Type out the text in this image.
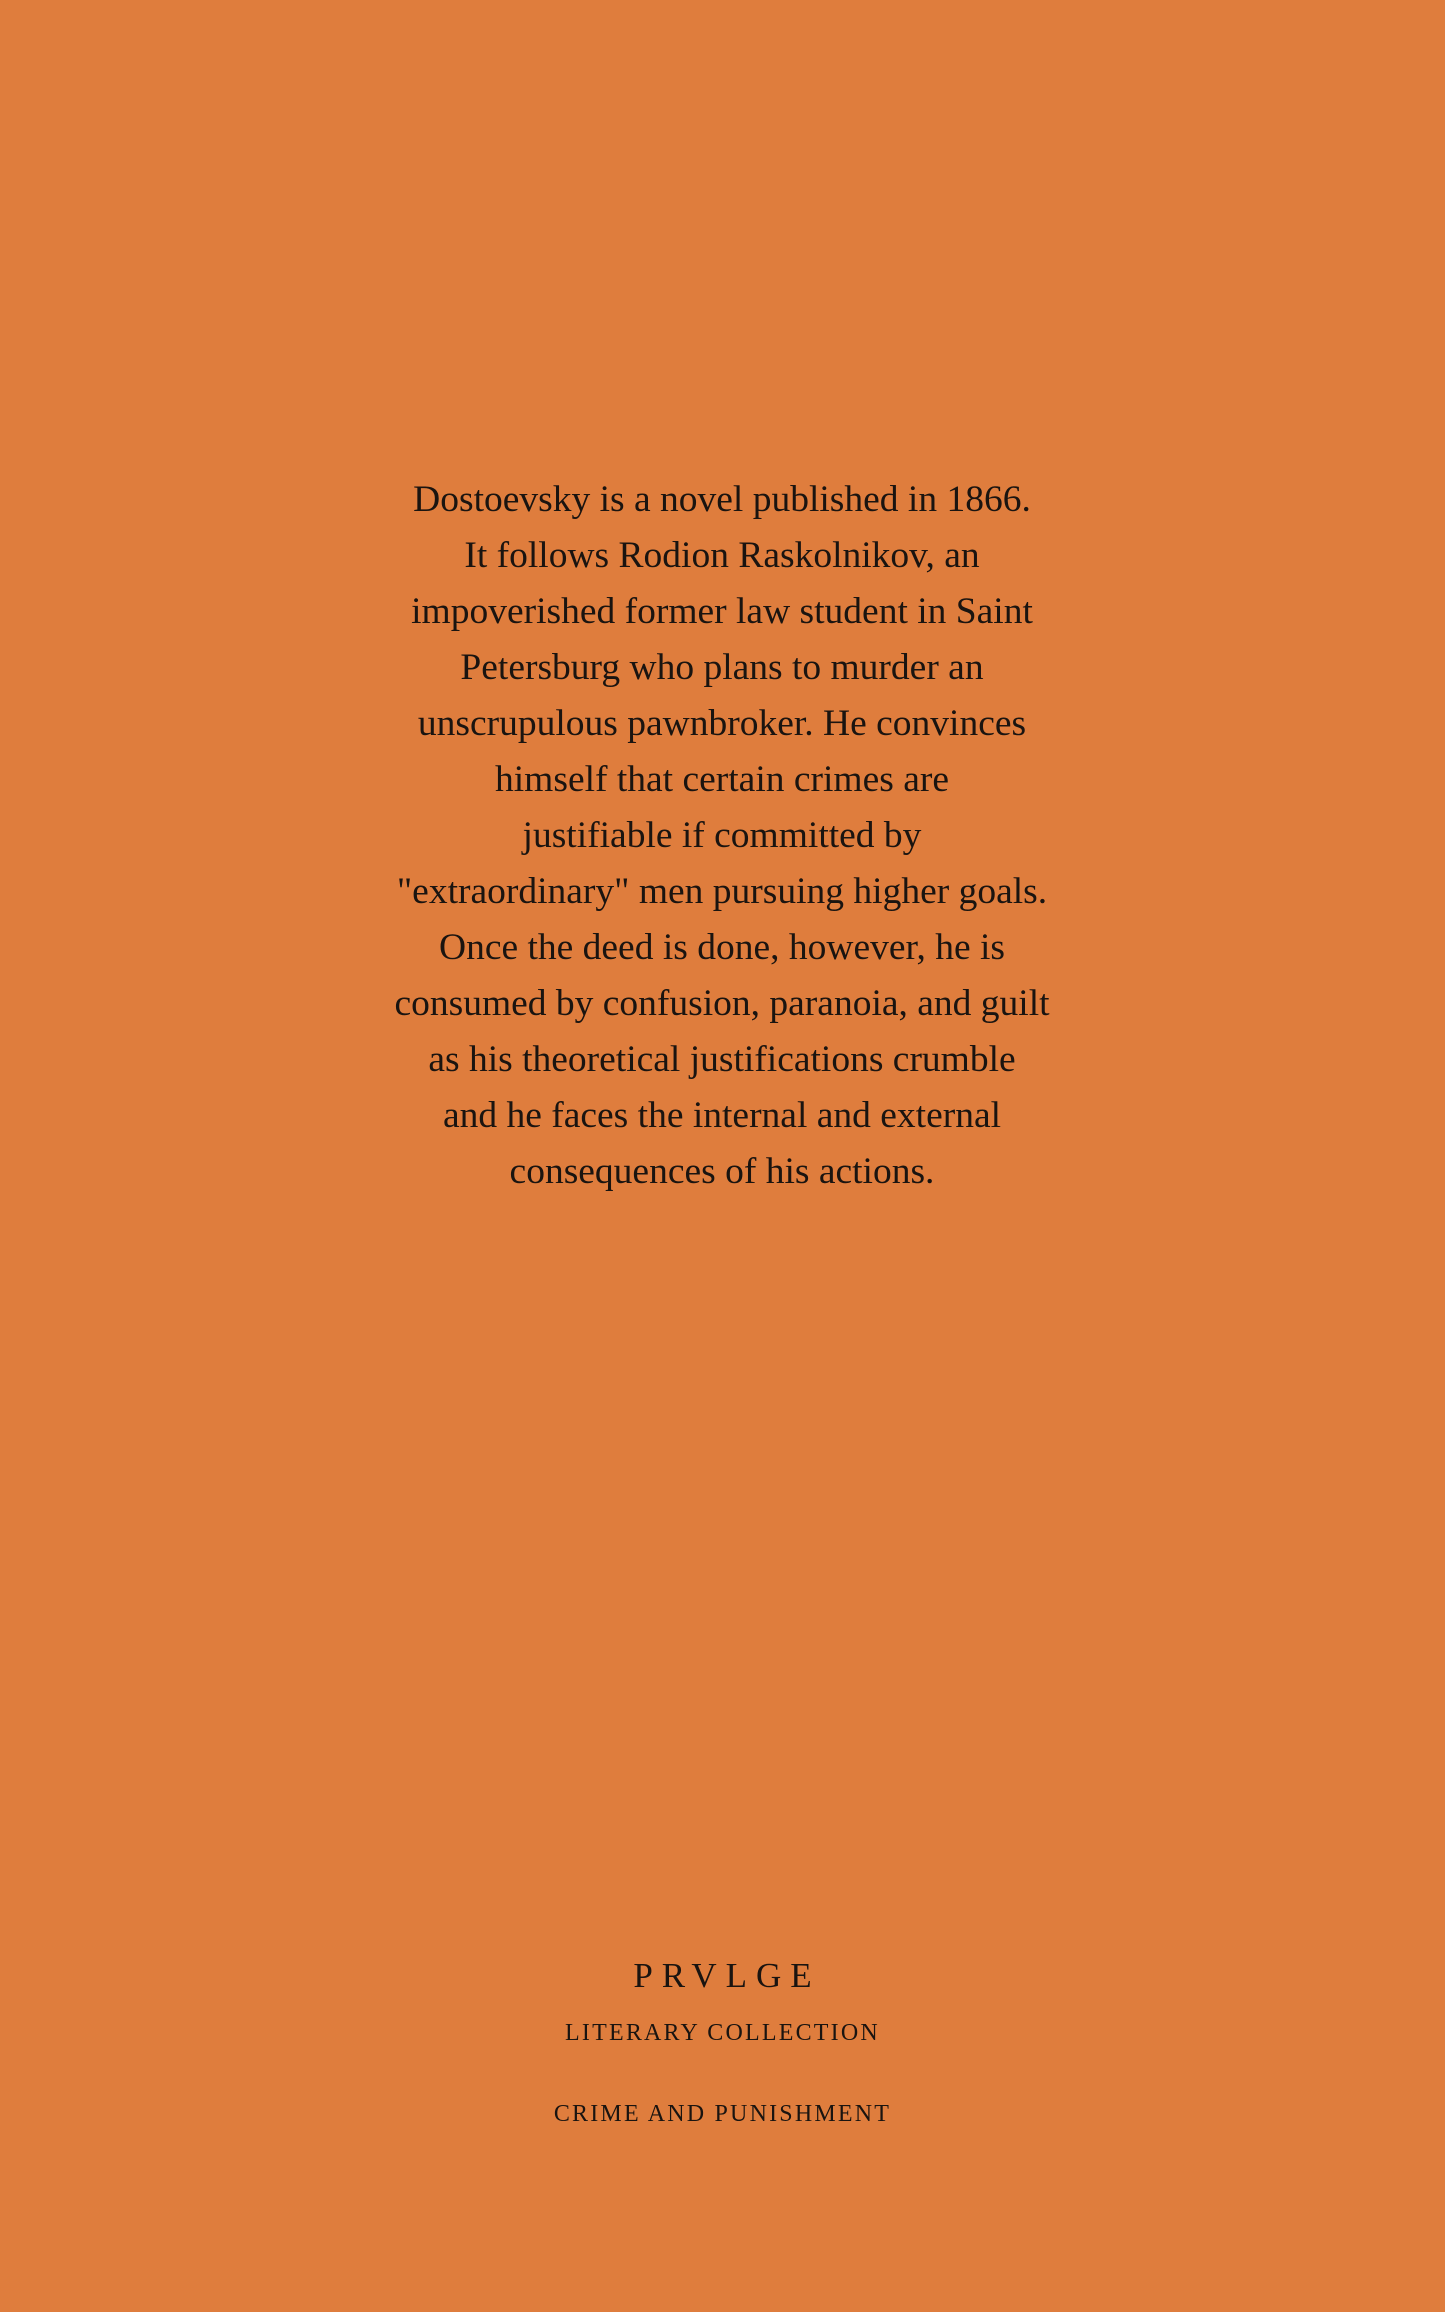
Dostoevsky is a novel published in 1866.
It follows Rodion Raskolnikov, an
impoverished former law student in Saint
Petersburg who plans to murder an
unscrupulous pawnbroker. He convinces
himself that certain crimes are
justifiable if committed by
"extraordinary" men pursuing higher goals.
Once the deed is done, however, he is
consumed by confusion, paranoia, and guilt
as his theoretical justifications crumble
and he faces the internal and external
consequences of his actions.
PRVLGE
LITERARY COLLECTION
CRIME AND PUNISHMENT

□ □ □

What you will do
Copy each line exactly, and leave the pictures out of your copy.

Response to this task
Type out the text in this image.
Dostoevsky is a novel published in 1866.
It follows Rodion Raskolnikov, an
impoverished former law student in Saint
Petersburg who plans to murder an
unscrupulous pawnbroker. He convinces
himself that certain crimes are
justifiable if committed by
"extraordinary" men pursuing higher goals.
Once the deed is done, however, he is
consumed by confusion, paranoia, and guilt
as his theoretical justifications crumble
and he faces the internal and external
consequences of his actions.
PRVLGE
LITERARY COLLECTION
CRIME AND PUNISHMENT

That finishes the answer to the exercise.